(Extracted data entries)
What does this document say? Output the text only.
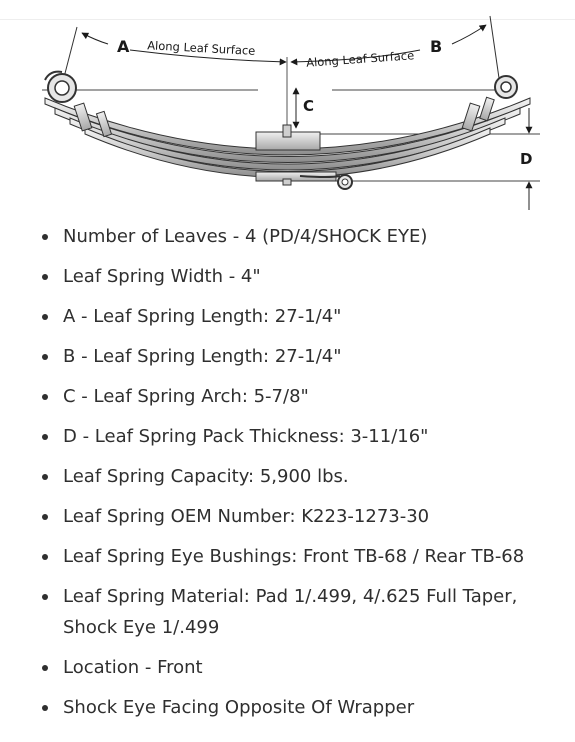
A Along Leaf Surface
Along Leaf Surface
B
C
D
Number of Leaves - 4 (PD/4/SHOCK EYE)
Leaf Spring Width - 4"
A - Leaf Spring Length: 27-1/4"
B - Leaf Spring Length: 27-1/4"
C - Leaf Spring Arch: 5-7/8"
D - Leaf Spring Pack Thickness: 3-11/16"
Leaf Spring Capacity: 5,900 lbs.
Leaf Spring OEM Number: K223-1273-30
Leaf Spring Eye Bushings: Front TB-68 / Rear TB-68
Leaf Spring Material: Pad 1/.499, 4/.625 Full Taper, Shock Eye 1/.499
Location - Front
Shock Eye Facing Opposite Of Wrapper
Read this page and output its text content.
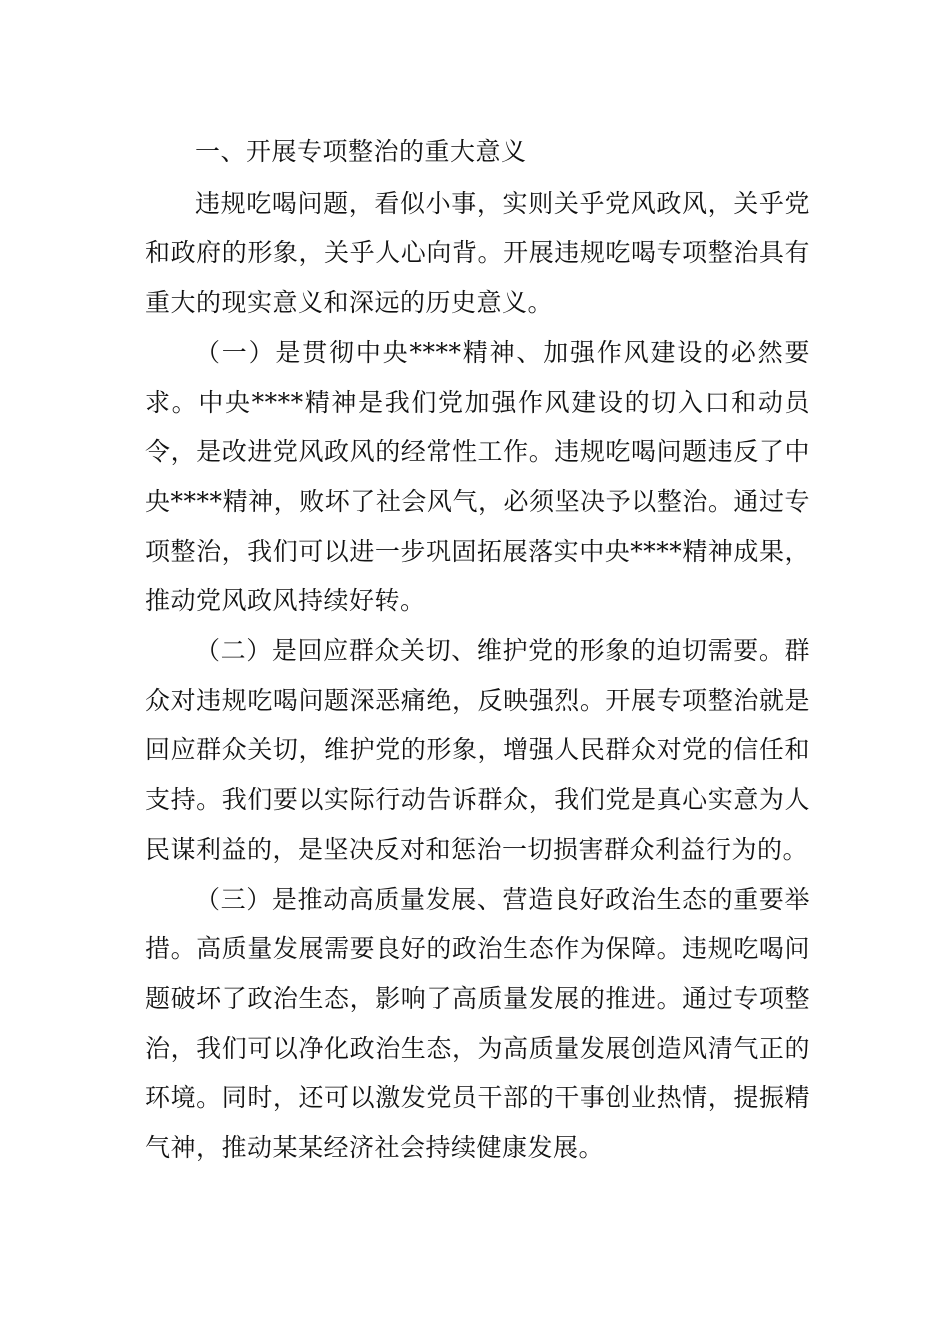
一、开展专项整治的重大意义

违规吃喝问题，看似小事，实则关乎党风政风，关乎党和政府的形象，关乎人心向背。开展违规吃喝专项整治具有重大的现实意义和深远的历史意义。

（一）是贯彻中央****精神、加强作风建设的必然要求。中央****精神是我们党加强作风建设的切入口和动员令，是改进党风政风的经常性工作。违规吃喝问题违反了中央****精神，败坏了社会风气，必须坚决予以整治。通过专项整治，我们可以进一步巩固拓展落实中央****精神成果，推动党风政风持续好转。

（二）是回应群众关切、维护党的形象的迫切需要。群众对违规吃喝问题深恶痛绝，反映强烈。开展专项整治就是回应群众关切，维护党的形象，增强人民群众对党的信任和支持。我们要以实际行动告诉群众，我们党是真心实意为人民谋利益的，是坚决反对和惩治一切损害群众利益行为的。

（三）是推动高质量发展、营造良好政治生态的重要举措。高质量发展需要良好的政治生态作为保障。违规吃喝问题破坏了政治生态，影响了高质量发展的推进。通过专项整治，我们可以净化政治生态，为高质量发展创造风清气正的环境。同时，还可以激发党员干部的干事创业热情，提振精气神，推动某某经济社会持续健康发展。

▸ **WHAT YOU HAVE TO DO**: Starting from the line where "Read this page and output its text content." appears, copy every line through the end of the material, both ends included, but no pictures.

▸ **RESPONSE TO THIS EXERCISE**:
Read this page and output its text content.
一、开展专项整治的重大意义

违规吃喝问题，看似小事，实则关乎党风政风，关乎党和政府的形象，关乎人心向背。开展违规吃喝专项整治具有重大的现实意义和深远的历史意义。

（一）是贯彻中央****精神、加强作风建设的必然要求。中央****精神是我们党加强作风建设的切入口和动员令，是改进党风政风的经常性工作。违规吃喝问题违反了中央****精神，败坏了社会风气，必须坚决予以整治。通过专项整治，我们可以进一步巩固拓展落实中央****精神成果，推动党风政风持续好转。

（二）是回应群众关切、维护党的形象的迫切需要。群众对违规吃喝问题深恶痛绝，反映强烈。开展专项整治就是回应群众关切，维护党的形象，增强人民群众对党的信任和支持。我们要以实际行动告诉群众，我们党是真心实意为人民谋利益的，是坚决反对和惩治一切损害群众利益行为的。

（三）是推动高质量发展、营造良好政治生态的重要举措。高质量发展需要良好的政治生态作为保障。违规吃喝问题破坏了政治生态，影响了高质量发展的推进。通过专项整治，我们可以净化政治生态，为高质量发展创造风清气正的环境。同时，还可以激发党员干部的干事创业热情，提振精气神，推动某某经济社会持续健康发展。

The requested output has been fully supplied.